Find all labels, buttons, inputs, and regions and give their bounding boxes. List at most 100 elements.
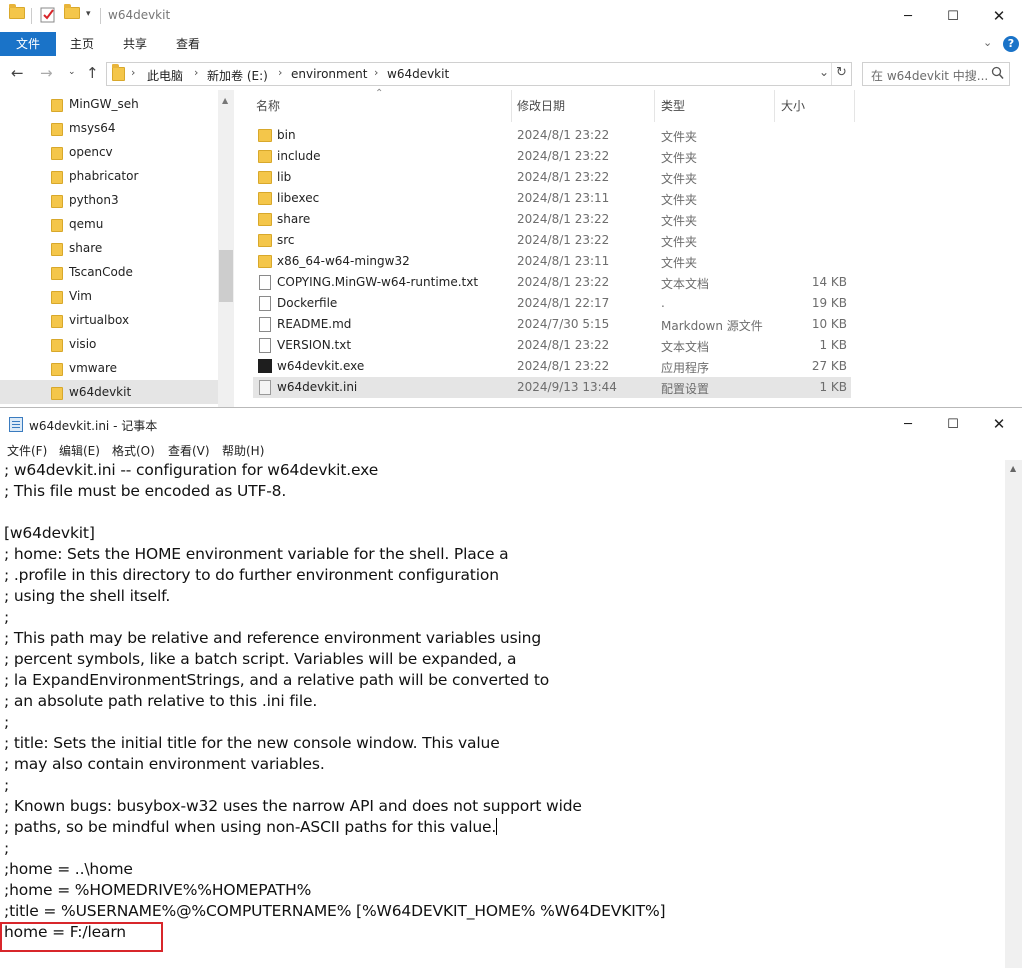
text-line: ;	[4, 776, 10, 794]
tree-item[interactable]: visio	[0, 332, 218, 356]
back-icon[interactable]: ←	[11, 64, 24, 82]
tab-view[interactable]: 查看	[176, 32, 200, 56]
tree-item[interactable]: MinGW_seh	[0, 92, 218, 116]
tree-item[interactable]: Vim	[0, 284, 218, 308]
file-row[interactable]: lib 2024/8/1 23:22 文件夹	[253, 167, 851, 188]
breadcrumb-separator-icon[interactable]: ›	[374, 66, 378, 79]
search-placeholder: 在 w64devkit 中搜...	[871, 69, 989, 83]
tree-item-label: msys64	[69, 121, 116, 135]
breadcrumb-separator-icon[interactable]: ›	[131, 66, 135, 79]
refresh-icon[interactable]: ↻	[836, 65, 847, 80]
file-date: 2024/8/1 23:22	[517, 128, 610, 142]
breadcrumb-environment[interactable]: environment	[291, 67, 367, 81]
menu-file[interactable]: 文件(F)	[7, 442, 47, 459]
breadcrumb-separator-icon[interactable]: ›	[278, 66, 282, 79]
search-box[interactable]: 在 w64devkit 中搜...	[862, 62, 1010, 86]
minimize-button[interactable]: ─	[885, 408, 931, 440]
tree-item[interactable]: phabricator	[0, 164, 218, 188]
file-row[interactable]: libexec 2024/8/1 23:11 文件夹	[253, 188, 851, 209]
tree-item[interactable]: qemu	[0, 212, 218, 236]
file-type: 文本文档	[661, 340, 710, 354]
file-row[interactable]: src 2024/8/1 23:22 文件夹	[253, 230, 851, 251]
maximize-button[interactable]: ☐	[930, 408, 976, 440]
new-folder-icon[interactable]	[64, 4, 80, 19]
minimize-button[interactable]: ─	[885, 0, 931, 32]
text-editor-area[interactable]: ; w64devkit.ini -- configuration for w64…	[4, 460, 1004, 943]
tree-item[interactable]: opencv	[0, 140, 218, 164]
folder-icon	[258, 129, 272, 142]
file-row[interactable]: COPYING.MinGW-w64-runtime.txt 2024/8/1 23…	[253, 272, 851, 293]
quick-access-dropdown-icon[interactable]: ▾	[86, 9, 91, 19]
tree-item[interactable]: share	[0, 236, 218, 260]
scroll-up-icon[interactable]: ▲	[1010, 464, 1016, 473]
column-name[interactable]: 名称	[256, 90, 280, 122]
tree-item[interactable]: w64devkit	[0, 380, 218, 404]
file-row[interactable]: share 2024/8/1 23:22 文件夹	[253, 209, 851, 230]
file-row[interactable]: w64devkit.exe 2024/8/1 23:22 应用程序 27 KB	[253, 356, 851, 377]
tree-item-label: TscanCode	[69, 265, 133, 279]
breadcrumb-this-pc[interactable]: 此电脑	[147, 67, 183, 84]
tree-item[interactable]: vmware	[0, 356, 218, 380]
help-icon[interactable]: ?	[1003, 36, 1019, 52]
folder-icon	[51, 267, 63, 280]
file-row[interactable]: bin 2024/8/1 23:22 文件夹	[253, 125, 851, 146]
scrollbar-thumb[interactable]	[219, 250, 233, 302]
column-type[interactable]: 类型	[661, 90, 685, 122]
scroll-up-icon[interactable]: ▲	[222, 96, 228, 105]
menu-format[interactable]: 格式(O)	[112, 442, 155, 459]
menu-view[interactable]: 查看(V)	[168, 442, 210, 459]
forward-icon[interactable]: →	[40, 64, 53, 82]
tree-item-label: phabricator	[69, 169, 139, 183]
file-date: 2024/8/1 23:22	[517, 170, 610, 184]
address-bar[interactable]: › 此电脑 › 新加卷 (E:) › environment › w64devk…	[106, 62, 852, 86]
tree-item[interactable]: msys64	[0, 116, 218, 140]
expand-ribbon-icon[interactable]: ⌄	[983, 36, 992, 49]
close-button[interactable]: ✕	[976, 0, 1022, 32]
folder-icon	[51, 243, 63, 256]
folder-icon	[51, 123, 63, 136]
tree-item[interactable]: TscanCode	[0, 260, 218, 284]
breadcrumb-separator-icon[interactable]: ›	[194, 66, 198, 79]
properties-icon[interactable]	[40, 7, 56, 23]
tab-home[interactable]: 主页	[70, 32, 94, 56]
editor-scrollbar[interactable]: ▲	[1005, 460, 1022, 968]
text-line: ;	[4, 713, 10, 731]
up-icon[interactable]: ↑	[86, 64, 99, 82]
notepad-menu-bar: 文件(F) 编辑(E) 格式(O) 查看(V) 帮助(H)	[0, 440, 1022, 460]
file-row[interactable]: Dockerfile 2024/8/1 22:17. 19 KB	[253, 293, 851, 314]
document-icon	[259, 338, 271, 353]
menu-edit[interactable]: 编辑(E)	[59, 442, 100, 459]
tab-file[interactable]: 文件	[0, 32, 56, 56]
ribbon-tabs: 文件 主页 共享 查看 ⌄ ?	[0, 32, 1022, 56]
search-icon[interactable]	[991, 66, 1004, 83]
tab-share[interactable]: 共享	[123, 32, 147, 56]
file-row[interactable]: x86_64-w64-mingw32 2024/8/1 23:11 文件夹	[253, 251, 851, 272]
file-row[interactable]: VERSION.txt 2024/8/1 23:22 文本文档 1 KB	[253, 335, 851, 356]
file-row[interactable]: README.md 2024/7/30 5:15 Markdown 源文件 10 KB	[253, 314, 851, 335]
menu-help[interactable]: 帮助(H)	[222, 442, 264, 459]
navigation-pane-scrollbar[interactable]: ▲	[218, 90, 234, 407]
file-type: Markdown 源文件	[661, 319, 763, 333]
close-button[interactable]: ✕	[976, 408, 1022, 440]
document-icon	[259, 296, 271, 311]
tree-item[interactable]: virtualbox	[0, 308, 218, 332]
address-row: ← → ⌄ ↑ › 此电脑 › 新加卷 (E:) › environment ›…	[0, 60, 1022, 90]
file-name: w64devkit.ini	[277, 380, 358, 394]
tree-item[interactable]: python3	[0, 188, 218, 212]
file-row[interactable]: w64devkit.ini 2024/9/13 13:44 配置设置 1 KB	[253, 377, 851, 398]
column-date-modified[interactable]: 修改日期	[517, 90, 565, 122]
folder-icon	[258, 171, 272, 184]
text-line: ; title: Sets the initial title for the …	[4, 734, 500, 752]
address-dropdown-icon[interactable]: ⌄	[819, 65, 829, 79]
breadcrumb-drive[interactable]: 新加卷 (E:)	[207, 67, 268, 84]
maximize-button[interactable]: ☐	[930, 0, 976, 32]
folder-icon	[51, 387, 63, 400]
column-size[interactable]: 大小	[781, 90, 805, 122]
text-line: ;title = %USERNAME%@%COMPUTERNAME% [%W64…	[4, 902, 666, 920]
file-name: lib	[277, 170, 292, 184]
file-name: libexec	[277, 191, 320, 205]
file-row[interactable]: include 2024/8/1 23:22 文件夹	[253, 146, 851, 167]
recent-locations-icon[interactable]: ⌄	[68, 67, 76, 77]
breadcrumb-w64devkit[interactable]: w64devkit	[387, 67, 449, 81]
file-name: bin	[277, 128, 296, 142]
:::
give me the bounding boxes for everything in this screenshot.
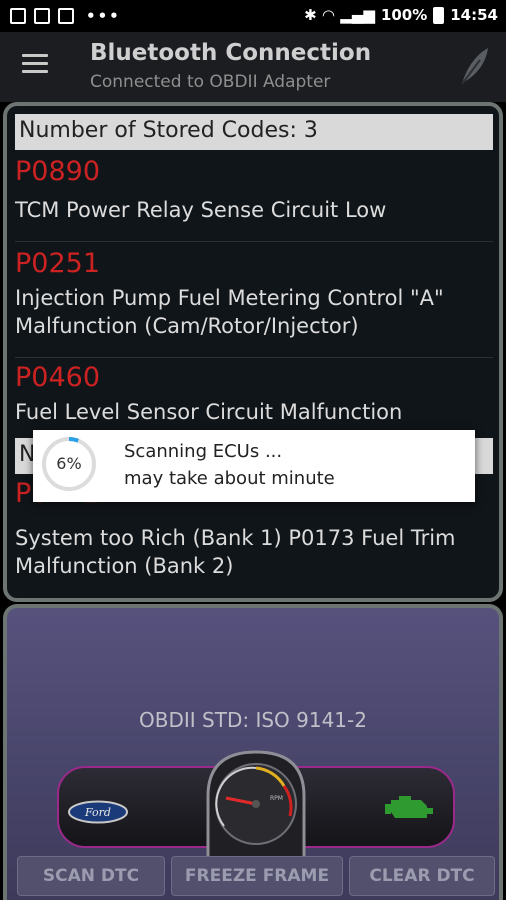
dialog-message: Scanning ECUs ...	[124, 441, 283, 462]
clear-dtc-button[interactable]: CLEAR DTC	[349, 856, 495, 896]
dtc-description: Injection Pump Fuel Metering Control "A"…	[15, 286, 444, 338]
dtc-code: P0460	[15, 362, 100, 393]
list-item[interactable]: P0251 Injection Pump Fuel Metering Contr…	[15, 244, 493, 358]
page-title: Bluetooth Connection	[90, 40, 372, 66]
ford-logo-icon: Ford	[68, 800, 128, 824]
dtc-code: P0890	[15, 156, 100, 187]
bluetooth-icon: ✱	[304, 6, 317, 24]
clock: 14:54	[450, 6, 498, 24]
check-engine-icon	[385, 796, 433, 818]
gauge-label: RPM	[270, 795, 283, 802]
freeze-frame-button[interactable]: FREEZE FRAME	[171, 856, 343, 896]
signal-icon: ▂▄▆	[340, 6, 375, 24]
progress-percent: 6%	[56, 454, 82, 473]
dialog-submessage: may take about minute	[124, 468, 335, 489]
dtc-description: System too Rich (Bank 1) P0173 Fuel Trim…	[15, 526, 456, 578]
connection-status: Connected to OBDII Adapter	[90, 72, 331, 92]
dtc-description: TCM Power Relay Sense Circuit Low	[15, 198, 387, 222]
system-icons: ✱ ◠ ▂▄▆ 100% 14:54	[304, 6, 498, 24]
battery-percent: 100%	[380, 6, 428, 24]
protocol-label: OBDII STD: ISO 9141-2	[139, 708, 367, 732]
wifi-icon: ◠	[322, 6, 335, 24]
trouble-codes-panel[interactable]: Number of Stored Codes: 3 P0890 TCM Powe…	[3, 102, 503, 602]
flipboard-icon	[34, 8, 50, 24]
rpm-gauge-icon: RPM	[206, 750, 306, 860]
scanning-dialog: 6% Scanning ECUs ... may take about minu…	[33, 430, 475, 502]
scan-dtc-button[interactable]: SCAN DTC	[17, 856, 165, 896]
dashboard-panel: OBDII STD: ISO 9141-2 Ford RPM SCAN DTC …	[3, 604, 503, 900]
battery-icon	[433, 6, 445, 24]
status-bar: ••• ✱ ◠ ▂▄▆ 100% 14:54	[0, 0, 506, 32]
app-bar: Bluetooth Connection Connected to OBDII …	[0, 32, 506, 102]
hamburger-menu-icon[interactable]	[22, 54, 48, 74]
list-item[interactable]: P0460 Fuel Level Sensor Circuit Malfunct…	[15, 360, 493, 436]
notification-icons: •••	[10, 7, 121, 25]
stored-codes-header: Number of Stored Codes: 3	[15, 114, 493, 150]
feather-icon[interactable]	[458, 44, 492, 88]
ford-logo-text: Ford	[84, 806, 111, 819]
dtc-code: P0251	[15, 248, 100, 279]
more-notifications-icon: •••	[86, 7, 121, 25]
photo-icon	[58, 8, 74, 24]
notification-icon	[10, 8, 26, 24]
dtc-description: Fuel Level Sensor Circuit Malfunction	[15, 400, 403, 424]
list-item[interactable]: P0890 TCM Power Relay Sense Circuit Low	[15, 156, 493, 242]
:::
[What you are asked to do] Reproduce the lines verbatim, starting from the line with "776, 10, 794]" up to and including the line with "128, 610, 142]".

[Written answer]
text-line: ;	[4, 776, 10, 794]
tree-item[interactable]: visio	[0, 332, 218, 356]
back-icon[interactable]: ←	[11, 64, 24, 82]
tab-view[interactable]: 查看	[176, 32, 200, 56]
tree-item[interactable]: MinGW_seh	[0, 92, 218, 116]
tree-item[interactable]: Vim	[0, 284, 218, 308]
file-row[interactable]: lib 2024/8/1 23:22 文件夹	[253, 167, 851, 188]
breadcrumb-separator-icon[interactable]: ›	[374, 66, 378, 79]
search-placeholder: 在 w64devkit 中搜...	[871, 69, 989, 83]
tree-item-label: msys64	[69, 121, 116, 135]
breadcrumb-separator-icon[interactable]: ›	[131, 66, 135, 79]
refresh-icon[interactable]: ↻	[836, 65, 847, 80]
file-date: 2024/8/1 23:22	[517, 128, 610, 142]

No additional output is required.